### Textauszug

○ ○ ○ ○ ○

Als Folge des Urteils häufen sich die Stimmen, die der Meinung sind, dass sich Google Fonts nicht mehr ohne Weiteres datenschutzkonform in digitale Produkte einbinden lässt, zumindest wenn die Schriften remote von den Google-Servern nachgeladen werden müssen. Zu erwähnen ist jedoch, dass es sich bei der Entscheidung des LG München um ein erstinstanzliches Urteil handelt. Das letzte Wort ist also noch nicht gesprochen. Vertretbar wäre es durchaus, anzunehmen, dass hinsichtlich der reinen Datenverarbeitung eine Interessenabwägung nach Art. 6 Abs. 1 f) zugunsten von Google ausfallen würde. Dafür spricht, dass der Umfang der Datenverarbeitung recht gering ist. Schließlich wird die IP-Adresse nach der Auslieferung der Schriftart nicht gespeichert oder analysiert. Zudem ergreift Google nach eigenen Aussagen umfangreiche Schutzmaßnahmen und verwendet die durch Google Fonts erfassten Informationen nicht, um Nutzerprofile zu erstellen. Dennoch ist die remote Verwendung von Google Fonts mit Risiken verbunden, da die Übermittlung der IP-Adresse in die USA eine datenschutzrechtliche Grundlage benötigt, Betroffene die Unternehmen mit Schadensersatzforderungen konfrontieren und andere Gerichte in Zukunft ähnlich wie das LG München entscheiden könnten.

○ ○ ○ ○ ○

### Gespeicherte Daten

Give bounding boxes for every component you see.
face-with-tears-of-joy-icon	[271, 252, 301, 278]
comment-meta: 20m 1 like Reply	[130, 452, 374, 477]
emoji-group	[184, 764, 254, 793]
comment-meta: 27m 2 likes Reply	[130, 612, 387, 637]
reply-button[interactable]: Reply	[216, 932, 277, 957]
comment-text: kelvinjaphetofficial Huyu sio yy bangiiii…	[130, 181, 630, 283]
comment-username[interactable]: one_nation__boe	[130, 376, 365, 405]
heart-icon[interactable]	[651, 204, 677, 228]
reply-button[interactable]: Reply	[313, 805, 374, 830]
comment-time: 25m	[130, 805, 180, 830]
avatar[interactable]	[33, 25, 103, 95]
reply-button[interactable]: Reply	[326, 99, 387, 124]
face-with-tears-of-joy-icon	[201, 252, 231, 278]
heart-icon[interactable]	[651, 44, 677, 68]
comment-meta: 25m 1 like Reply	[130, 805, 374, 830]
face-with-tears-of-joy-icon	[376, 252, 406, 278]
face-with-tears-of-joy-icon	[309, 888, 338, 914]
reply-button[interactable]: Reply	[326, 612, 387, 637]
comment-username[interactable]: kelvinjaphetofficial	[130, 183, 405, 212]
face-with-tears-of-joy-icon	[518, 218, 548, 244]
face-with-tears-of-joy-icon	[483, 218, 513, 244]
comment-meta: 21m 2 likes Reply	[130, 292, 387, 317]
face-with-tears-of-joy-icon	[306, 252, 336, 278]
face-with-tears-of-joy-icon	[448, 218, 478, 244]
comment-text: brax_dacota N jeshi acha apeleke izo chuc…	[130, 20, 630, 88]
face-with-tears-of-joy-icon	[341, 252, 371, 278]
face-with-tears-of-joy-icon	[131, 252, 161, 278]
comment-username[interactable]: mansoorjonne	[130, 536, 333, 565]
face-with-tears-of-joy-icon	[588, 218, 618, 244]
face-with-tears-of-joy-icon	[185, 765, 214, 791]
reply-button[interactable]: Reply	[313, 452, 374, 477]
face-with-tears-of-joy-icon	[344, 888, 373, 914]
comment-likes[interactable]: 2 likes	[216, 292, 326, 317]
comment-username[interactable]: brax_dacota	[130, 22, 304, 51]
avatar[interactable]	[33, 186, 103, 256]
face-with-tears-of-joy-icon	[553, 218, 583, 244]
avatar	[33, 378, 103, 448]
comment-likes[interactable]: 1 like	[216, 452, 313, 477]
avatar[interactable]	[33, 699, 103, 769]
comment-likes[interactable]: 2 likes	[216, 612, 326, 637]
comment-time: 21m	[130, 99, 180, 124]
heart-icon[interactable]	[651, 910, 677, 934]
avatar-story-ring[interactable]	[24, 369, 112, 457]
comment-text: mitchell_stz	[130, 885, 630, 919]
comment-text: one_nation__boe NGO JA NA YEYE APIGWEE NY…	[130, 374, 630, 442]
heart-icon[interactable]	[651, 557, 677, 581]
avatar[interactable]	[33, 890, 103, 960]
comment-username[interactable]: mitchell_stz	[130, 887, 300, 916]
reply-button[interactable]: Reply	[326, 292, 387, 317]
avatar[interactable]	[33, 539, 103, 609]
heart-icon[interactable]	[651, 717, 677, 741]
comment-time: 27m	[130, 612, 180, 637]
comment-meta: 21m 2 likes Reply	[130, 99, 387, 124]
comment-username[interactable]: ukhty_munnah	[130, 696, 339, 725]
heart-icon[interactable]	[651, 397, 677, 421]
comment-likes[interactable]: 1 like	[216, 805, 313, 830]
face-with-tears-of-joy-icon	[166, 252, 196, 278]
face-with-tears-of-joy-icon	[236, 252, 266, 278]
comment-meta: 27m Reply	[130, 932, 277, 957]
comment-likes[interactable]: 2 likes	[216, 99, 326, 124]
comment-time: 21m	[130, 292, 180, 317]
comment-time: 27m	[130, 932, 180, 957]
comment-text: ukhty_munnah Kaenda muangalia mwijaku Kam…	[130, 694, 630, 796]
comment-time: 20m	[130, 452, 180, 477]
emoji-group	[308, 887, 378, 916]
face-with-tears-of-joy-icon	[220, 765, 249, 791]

○ ○ ○ ○ ○

### Aufgabe 1
Zähle alle Gründe auf, die der Textauszug über Google Fonts dafür nennt, dass die remote Verwendung mit Risiken verbunden ist.
### Aufgabe 2
Fasse den Textauszug über Google Fonts in zwei Sätzen zusammen.
### Aufgabe 3
Setze den Textauszug über Google Fonts nach seinem letzten Satz fort.

### Lösung 1
- Die Übermittlung der IP-Adresse in die USA benötigt eine datenschutzrechtliche Grundlage.
- Betroffene konfrontieren die Unternehmen mit Schadensersatzforderungen.
- Andere Gerichte könnten in Zukunft ähnlich wie das LG München entscheiden.

### Lösung 2
Nach dem erstinstanzlichen Urteil des LG München mehren sich die Stimmen, dass sich Google Fonts beim Nachladen von den Google-Servern nicht mehr ohne Weiteres datenschutzkonform einbinden lässt. Eine Interessenabwägung zugunsten von Google wäre wegen des geringen Umfangs der Datenverarbeitung zwar vertretbar, dennoch bleibt die remote Verwendung riskant, etwa wegen der Übermittlung der IP-Adresse in die USA, möglicher Schadensersatzforderungen und künftiger ähnlicher Urteile.

### Lösung 3
Google Analytics
Was die Verwendung von Google Analytics betrifft, häufen sich die Entscheidungen europäischer Datenschutzbehörden. Die erste Entscheidung bezüglich des Einsatzes des Tools traf im Januar 2022 die österreichische Datenschutzbehörde. Vorausgegangen war eine Beschwerde des europäischen Zentrums für digitale Rechte (NOYB). Die Organisation beanstandete die Übermittlung von Daten in die Vereinigten Staaten über Google Analytics und den Dienst Facebook Connect: Nachdem der EuGH in seinem „Schrems-II-Urteil“ entschied, dass US-Überwachungsgesetze im Widerspruch zu EU-Grundrechten stünden und damit das EU-US Privacy Shield für ungültig erklärte, sei in der weiteren Übermittlung von Daten in die USA ein Verstoß gegen die DSGVO zu sehen. Die österreichische Datenschutzbehörde stimmte dem zu und sah darin insbesondere einen Verstoß gegen Art. 44 DSGVO, die allgemeinen Grundsätze der Datenübermittlung.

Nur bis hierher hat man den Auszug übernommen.